Check every line of the entries that follow, and copy the ones containing "text".
>> begin
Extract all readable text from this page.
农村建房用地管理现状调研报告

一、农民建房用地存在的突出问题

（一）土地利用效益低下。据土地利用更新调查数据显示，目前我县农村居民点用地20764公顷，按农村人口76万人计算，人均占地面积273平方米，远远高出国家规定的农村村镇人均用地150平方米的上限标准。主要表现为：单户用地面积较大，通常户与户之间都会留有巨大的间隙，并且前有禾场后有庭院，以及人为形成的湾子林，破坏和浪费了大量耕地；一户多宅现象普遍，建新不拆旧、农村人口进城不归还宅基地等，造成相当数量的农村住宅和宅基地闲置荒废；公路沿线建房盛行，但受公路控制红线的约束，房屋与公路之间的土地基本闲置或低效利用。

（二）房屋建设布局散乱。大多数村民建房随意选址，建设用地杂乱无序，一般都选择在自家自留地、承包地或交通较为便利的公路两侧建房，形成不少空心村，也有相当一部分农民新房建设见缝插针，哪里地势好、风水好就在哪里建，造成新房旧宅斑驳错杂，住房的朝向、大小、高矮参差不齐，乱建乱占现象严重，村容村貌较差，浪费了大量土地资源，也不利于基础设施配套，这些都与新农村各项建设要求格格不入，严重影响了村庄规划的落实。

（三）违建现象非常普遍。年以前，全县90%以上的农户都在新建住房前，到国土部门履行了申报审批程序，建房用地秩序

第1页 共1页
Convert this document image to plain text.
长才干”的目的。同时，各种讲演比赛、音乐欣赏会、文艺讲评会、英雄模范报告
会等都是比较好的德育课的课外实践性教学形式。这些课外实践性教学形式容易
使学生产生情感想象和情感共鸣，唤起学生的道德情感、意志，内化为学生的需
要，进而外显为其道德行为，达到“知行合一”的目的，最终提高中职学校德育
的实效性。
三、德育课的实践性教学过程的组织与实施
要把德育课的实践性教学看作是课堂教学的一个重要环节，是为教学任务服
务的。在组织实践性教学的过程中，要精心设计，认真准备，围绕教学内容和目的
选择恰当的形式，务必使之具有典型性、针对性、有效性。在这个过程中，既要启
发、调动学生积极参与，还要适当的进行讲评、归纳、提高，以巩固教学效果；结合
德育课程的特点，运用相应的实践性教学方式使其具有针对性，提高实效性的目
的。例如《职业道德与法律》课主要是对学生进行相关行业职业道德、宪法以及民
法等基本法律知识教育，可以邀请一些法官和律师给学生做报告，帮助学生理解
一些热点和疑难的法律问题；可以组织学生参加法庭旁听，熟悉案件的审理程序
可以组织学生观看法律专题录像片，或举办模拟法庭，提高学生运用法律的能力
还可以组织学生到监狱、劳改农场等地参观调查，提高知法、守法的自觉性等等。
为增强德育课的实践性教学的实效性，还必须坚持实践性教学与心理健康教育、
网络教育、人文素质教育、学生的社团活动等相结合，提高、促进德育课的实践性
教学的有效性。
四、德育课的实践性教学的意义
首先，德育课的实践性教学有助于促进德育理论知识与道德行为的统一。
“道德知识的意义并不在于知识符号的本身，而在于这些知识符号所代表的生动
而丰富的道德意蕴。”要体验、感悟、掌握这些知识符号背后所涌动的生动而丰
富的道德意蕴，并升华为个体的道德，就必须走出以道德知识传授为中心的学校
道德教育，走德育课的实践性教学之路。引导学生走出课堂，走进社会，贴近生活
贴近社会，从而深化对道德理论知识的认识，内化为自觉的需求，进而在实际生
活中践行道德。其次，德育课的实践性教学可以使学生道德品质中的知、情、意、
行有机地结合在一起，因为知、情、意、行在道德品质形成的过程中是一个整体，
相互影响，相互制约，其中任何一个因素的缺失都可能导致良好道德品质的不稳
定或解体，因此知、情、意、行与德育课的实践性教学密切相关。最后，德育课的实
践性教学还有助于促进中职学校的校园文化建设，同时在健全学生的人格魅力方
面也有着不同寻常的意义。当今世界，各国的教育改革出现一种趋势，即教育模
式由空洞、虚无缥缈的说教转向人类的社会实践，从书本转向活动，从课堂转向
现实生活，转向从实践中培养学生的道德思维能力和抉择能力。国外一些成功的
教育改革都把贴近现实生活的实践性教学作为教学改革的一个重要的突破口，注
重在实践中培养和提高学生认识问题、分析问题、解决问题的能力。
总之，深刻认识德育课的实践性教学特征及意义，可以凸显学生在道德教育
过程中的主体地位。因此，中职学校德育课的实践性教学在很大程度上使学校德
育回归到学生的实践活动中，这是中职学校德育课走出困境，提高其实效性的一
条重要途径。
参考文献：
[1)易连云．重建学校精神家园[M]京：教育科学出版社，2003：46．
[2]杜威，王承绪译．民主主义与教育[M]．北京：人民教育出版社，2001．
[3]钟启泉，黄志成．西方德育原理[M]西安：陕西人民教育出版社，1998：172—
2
>> end
*Exercise output:*
Extract all readable text from this page.
Convert this document image to plain text.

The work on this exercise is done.